_Records for processing_:
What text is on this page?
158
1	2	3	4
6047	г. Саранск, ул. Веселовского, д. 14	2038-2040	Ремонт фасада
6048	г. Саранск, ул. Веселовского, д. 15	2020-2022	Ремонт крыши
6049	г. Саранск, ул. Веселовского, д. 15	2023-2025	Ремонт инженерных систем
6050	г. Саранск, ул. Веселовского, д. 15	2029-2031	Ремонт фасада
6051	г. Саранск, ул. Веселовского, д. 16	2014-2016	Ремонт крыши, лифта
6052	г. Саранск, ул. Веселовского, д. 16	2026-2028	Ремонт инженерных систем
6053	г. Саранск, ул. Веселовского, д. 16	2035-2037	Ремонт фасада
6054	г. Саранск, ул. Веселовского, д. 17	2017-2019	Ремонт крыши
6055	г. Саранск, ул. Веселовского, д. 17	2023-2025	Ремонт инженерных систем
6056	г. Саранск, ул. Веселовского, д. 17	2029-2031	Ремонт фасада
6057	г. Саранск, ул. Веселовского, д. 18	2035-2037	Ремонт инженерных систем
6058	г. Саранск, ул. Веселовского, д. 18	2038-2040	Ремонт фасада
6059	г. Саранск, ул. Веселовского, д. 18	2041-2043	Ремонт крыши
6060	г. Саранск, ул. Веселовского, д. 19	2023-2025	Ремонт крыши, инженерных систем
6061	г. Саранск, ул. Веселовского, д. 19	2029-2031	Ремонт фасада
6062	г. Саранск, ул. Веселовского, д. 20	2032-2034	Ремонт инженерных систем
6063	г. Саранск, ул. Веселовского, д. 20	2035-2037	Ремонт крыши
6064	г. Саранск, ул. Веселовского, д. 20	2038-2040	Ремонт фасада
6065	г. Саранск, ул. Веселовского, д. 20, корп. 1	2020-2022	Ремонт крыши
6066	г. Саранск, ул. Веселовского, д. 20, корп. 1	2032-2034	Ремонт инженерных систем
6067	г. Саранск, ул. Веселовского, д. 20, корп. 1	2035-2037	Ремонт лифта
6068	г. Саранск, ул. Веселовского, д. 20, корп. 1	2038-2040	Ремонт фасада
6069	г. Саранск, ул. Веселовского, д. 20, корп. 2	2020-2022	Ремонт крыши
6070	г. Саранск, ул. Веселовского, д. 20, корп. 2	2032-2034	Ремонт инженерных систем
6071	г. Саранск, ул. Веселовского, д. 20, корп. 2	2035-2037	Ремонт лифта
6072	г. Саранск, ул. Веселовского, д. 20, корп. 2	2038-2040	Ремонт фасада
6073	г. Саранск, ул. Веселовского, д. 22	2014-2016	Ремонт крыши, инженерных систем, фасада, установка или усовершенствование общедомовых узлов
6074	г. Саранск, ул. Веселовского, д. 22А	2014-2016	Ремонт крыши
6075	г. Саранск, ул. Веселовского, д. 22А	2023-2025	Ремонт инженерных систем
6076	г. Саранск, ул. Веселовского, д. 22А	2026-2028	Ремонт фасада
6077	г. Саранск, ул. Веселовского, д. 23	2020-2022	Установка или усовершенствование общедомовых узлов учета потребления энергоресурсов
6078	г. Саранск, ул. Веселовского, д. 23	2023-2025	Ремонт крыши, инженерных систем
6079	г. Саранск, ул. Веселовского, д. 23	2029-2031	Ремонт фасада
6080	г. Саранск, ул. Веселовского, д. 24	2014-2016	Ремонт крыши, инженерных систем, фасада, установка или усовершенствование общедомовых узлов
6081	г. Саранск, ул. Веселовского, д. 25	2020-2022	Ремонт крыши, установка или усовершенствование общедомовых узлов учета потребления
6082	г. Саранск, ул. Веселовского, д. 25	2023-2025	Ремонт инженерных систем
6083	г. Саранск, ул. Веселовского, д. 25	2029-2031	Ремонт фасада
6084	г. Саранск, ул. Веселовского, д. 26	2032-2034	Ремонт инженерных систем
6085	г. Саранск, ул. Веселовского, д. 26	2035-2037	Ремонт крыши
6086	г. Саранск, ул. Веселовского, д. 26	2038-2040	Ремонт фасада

_Prompt_:
Your answer should be a single number: the count of lines that contain "усовершенствование".

_Full output_:
4